[REQUIREMENT] Pull every line containing "dottrina" out of the material below.

[DATA FOR THIS TASK]
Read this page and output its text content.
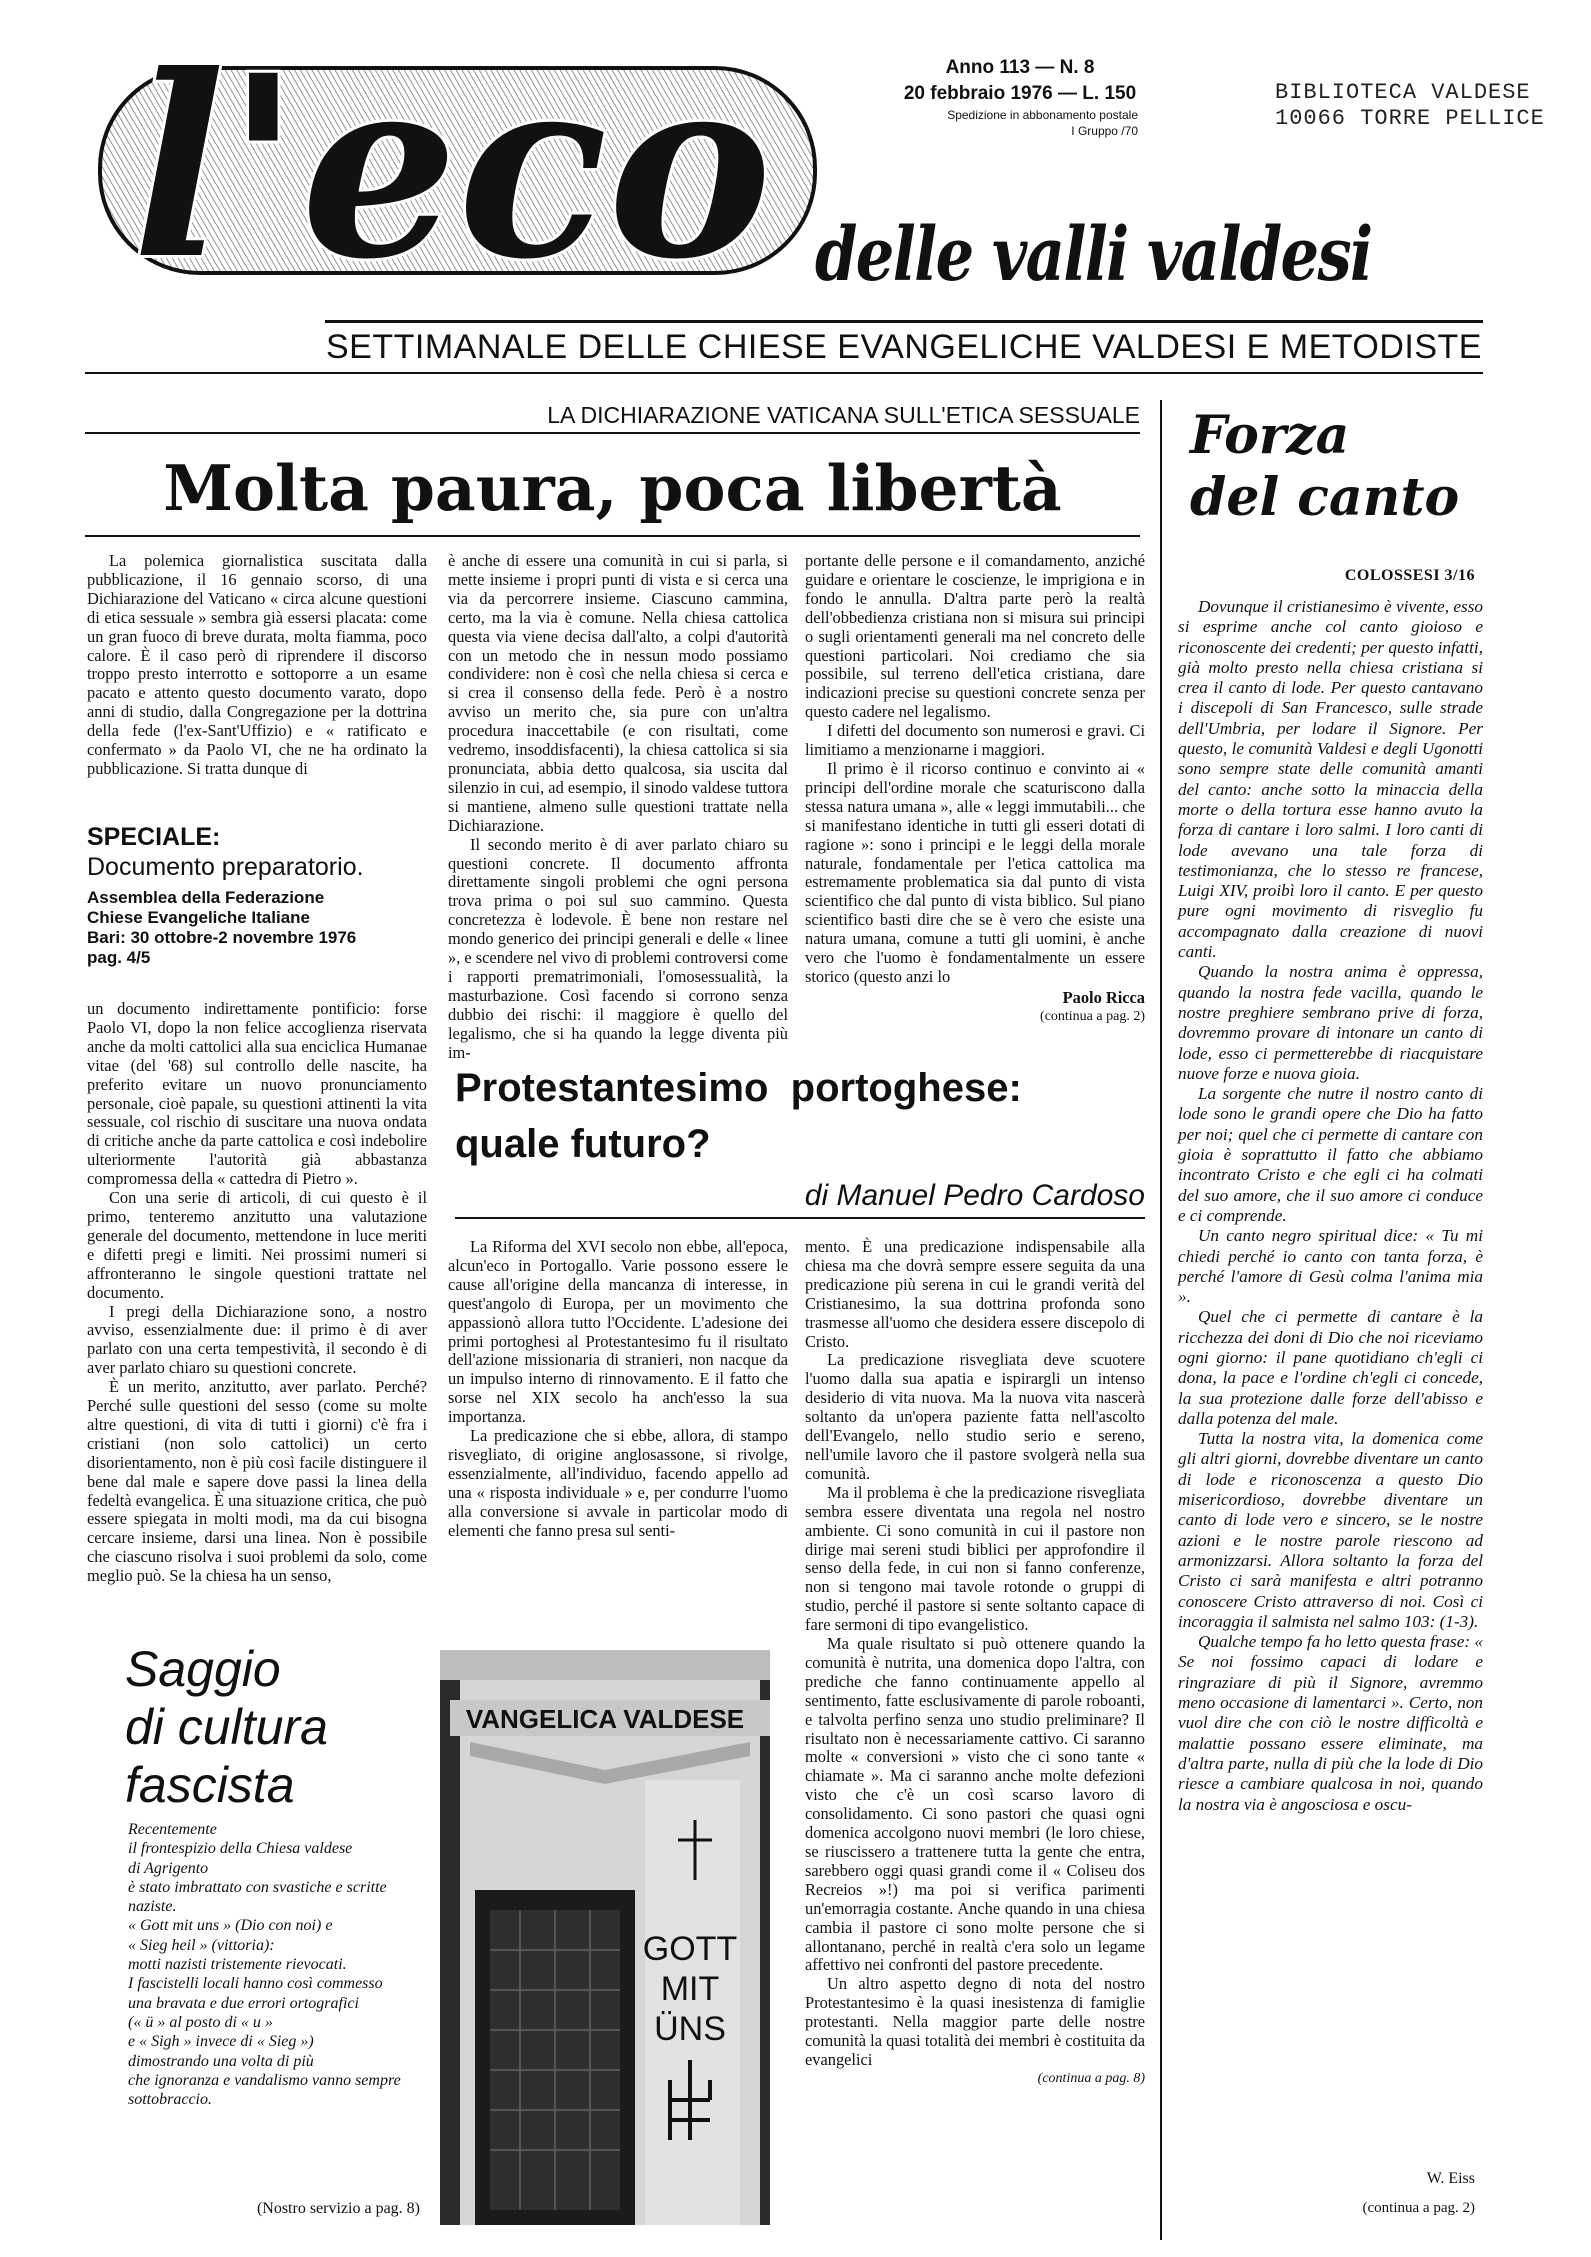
l'eco	Anno 113 — N. 8
20 febbraio 1976 — L. 150
Spedizione in abbonamento postale
I Gruppo /70
BIBLIOTECA VALDESE
10066 TORRE PELLICE
delle valli valdesi
SETTIMANALE DELLE CHIESE EVANGELICHE VALDESI E METODISTE
LA DICHIARAZIONE VATICANA SULL'ETICA SESSUALE
Molta paura, poca libertà

La polemica giornalistica suscitata dalla pubblicazione, il 16 gennaio scorso, di una Dichiarazione del Vaticano « circa alcune questioni di etica sessuale » sembra già essersi placata: come un gran fuoco di breve durata, molta fiamma, poco calore. È il caso però di riprendere il discorso troppo presto interrotto e sottoporre a un esame pacato e attento questo documento varato, dopo anni di studio, dalla Congregazione per la dottrina della fede (l'ex-Sant'Uffizio) e « ratificato e confermato » da Paolo VI, che ne ha ordinato la pubblicazione. Si tratta dunque di

SPECIALE:
Documento preparatorio.
Assemblea della Federazione
Chiese Evangeliche Italiane
Bari: 30 ottobre-2 novembre 1976
pag. 4/5

un documento indirettamente pontificio: forse Paolo VI, dopo la non felice accoglienza riservata anche da molti cattolici alla sua enciclica Humanae vitae (del '68) sul controllo delle nascite, ha preferito evitare un nuovo pronunciamento personale, cioè papale, su questioni attinenti la vita sessuale, col rischio di suscitare una nuova ondata di critiche anche da parte cattolica e così indebolire ulteriormente l'autorità già abbastanza compromessa della « cattedra di Pietro ».

Con una serie di articoli, di cui questo è il primo, tenteremo anzitutto una valutazione generale del documento, mettendone in luce meriti e difetti pregi e limiti. Nei prossimi numeri si affronteranno le singole questioni trattate nel documento.

I pregi della Dichiarazione sono, a nostro avviso, essenzialmente due: il primo è di aver parlato con una certa tempestività, il secondo è di aver parlato chiaro su questioni concrete.

È un merito, anzitutto, aver parlato. Perché? Perché sulle questioni del sesso (come su molte altre questioni, di vita di tutti i giorni) c'è fra i cristiani (non solo cattolici) un certo disorientamento, non è più così facile distinguere il bene dal male e sapere dove passi la linea della fedeltà evangelica. È una situazione critica, che può essere spiegata in molti modi, ma da cui bisogna cercare insieme, darsi una linea. Non è possibile che ciascuno risolva i suoi problemi da solo, come meglio può. Se la chiesa ha un senso,

è anche di essere una comunità in cui si parla, si mette insieme i propri punti di vista e si cerca una via da percorrere insieme. Ciascuno cammina, certo, ma la via è comune. Nella chiesa cattolica questa via viene decisa dall'alto, a colpi d'autorità con un metodo che in nessun modo possiamo condividere: non è così che nella chiesa si cerca e si crea il consenso della fede. Però è a nostro avviso un merito che, sia pure con un'altra procedura inaccettabile (e con risultati, come vedremo, insoddisfacenti), la chiesa cattolica si sia pronunciata, abbia detto qualcosa, sia uscita dal silenzio in cui, ad esempio, il sinodo valdese tuttora si mantiene, almeno sulle questioni trattate nella Dichiarazione.

Il secondo merito è di aver parlato chiaro su questioni concrete. Il documento affronta direttamente singoli problemi che ogni persona trova prima o poi sul suo cammino. Questa concretezza è lodevole. È bene non restare nel mondo generico dei principi generali e delle « linee », e scendere nel vivo di problemi controversi come i rapporti prematrimoniali, l'omosessualità, la masturbazione. Così facendo si corrono senza dubbio dei rischi: il maggiore è quello del legalismo, che si ha quando la legge diventa più im-

portante delle persone e il comandamento, anziché guidare e orientare le coscienze, le imprigiona e in fondo le annulla. D'altra parte però la realtà dell'obbedienza cristiana non si misura sui principi o sugli orientamenti generali ma nel concreto delle questioni particolari. Noi crediamo che sia possibile, sul terreno dell'etica cristiana, dare indicazioni precise su questioni concrete senza per questo cadere nel legalismo.

I difetti del documento son numerosi e gravi. Ci limitiamo a menzionarne i maggiori.

Il primo è il ricorso continuo e convinto ai « principi dell'ordine morale che scaturiscono dalla stessa natura umana », alle « leggi immutabili... che si manifestano identiche in tutti gli esseri dotati di ragione »: sono i principi e le leggi della morale naturale, fondamentale per l'etica cattolica ma estremamente problematica sia dal punto di vista scientifico che dal punto di vista biblico. Sul piano scientifico basti dire che se è vero che esiste una natura umana, comune a tutti gli uomini, è anche vero che l'uomo è fondamentalmente un essere storico (questo anzi lo

Paolo Ricca
(continua a pag. 2)
Protestantesimo  portoghese:
quale futuro?
di Manuel Pedro Cardoso

La Riforma del XVI secolo non ebbe, all'epoca, alcun'eco in Portogallo. Varie possono essere le cause all'origine della mancanza di interesse, in quest'angolo di Europa, per un movimento che appassionò allora tutto l'Occidente. L'adesione dei primi portoghesi al Protestantesimo fu il risultato dell'azione missionaria di stranieri, non nacque da un impulso interno di rinnovamento. E il fatto che sorse nel XIX secolo ha anch'esso la sua importanza.

La predicazione che si ebbe, allora, di stampo risvegliato, di origine anglosassone, si rivolge, essenzialmente, all'individuo, facendo appello ad una « risposta individuale » e, per condurre l'uomo alla conversione si avvale in particolar modo di elementi che fanno presa sul senti-

mento. È una predicazione indispensabile alla chiesa ma che dovrà sempre essere seguita da una predicazione più serena in cui le grandi verità del Cristianesimo, la sua dottrina profonda sono trasmesse all'uomo che desidera essere discepolo di Cristo.

La predicazione risvegliata deve scuotere l'uomo dalla sua apatia e ispirargli un intenso desiderio di vita nuova. Ma la nuova vita nascerà soltanto da un'opera paziente fatta nell'ascolto dell'Evangelo, nello studio serio e sereno, nell'umile lavoro che il pastore svolgerà nella sua comunità.

Ma il problema è che la predicazione risvegliata sembra essere diventata una regola nel nostro ambiente. Ci sono comunità in cui il pastore non dirige mai sereni studi biblici per approfondire il senso della fede, in cui non si fanno conferenze, non si tengono mai tavole rotonde o gruppi di studio, perché il pastore si sente soltanto capace di fare sermoni di tipo evangelistico.

Ma quale risultato si può ottenere quando la comunità è nutrita, una domenica dopo l'altra, con prediche che fanno continuamente appello al sentimento, fatte esclusivamente di parole roboanti, e talvolta perfino senza uno studio preliminare? Il risultato non è necessariamente cattivo. Ci saranno molte « conversioni » visto che ci sono tante « chiamate ». Ma ci saranno anche molte defezioni visto che c'è un così scarso lavoro di consolidamento. Ci sono pastori che quasi ogni domenica accolgono nuovi membri (le loro chiese, se riuscissero a trattenere tutta la gente che entra, sarebbero oggi quasi grandi come il « Coliseu dos Recreios »!) ma poi si verifica parimenti un'emorragia costante. Anche quando in una chiesa cambia il pastore ci sono molte persone che si allontanano, perché in realtà c'era solo un legame affettivo nei confronti del pastore precedente.

Un altro aspetto degno di nota del nostro Protestantesimo è la quasi inesistenza di famiglie protestanti. Nella maggior parte delle nostre comunità la quasi totalità dei membri è costituita da evangelici

(continua a pag. 8)
Saggio
di cultura
fascista
Recentemente
il frontespizio della Chiesa valdese
di Agrigento
è stato imbrattato con svastiche e scritte
naziste.
« Gott mit uns » (Dio con noi) e
« Sieg heil » (vittoria):
motti nazisti tristemente rievocati.
I fascistelli locali hanno così commesso
una bravata e due errori ortografici
(« ü » al posto di « u »
e « Sigh » invece di « Sieg »)
dimostrando una volta di più
che ignoranza e vandalismo vanno sempre
sottobraccio.
(Nostro servizio a pag. 8)
VANGELICA VALDESE
GOTT
MIT
ÜNS
Forza
del canto
COLOSSESI 3/16

Dovunque il cristianesimo è vivente, esso si esprime anche col canto gioioso e riconoscente dei credenti; per questo infatti, già molto presto nella chiesa cristiana si crea il canto di lode. Per questo cantavano i discepoli di San Francesco, sulle strade dell'Umbria, per lodare il Signore. Per questo, le comunità Valdesi e degli Ugonotti sono sempre state delle comunità amanti del canto: anche sotto la minaccia della morte o della tortura esse hanno avuto la forza di cantare i loro salmi. I loro canti di lode avevano una tale forza di testimonianza, che lo stesso re francese, Luigi XIV, proibì loro il canto. E per questo pure ogni movimento di risveglio fu accompagnato dalla creazione di nuovi canti.

Quando la nostra anima è oppressa, quando la nostra fede vacilla, quando le nostre preghiere sembrano prive di forza, dovremmo provare di intonare un canto di lode, esso ci permetterebbe di riacquistare nuove forze e nuova gioia.

La sorgente che nutre il nostro canto di lode sono le grandi opere che Dio ha fatto per noi; quel che ci permette di cantare con gioia è soprattutto il fatto che abbiamo incontrato Cristo e che egli ci ha colmati del suo amore, che il suo amore ci conduce e ci comprende.

Un canto negro spiritual dice: « Tu mi chiedi perché io canto con tanta forza, è perché l'amore di Gesù colma l'anima mia ».

Quel che ci permette di cantare è la ricchezza dei doni di Dio che noi riceviamo ogni giorno: il pane quotidiano ch'egli ci dona, la pace e l'ordine ch'egli ci concede, la sua protezione dalle forze dell'abisso e dalla potenza del male.

Tutta la nostra vita, la domenica come gli altri giorni, dovrebbe diventare un canto di lode e riconoscenza a questo Dio misericordioso, dovrebbe diventare un canto di lode vero e sincero, se le nostre azioni e le nostre parole riescono ad armonizzarsi. Allora soltanto la forza del Cristo ci sarà manifesta e altri potranno conoscere Cristo attraverso di noi. Così ci incoraggia il salmista nel salmo 103: (1-3).

Qualche tempo fa ho letto questa frase: « Se noi fossimo capaci di lodare e ringraziare di più il Signore, avremmo meno occasione di lamentarci ». Certo, non vuol dire che con ciò le nostre difficoltà e malattie possano essere eliminate, ma d'altra parte, nulla di più che la lode di Dio riesce a cambiare qualcosa in noi, quando la nostra via è angosciosa e oscu-

W. Eiss
(continua a pag. 2)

[EXPECTED ANSWER]
La polemica giornalistica suscitata dalla pubblicazione, il 16 gennaio scorso, di una Dichiarazione del Vaticano « circa alcune questioni di etica sessuale » sembra già essersi placata: come un gran fuoco di breve durata, molta fiamma, poco calore. È il caso però di riprendere il discorso troppo presto interrotto e sottoporre a un esame pacato e attento questo documento varato, dopo anni di studio, dalla Congregazione per la dottrina della fede (l'ex-Sant'Uffizio) e « ratificato e confermato » da Paolo VI, che ne ha ordinato la pubblicazione. Si tratta dunque di
mento. È una predicazione indispensabile alla chiesa ma che dovrà sempre essere seguita da una predicazione più serena in cui le grandi verità del Cristianesimo, la sua dottrina profonda sono trasmesse all'uomo che desidera essere discepolo di Cristo.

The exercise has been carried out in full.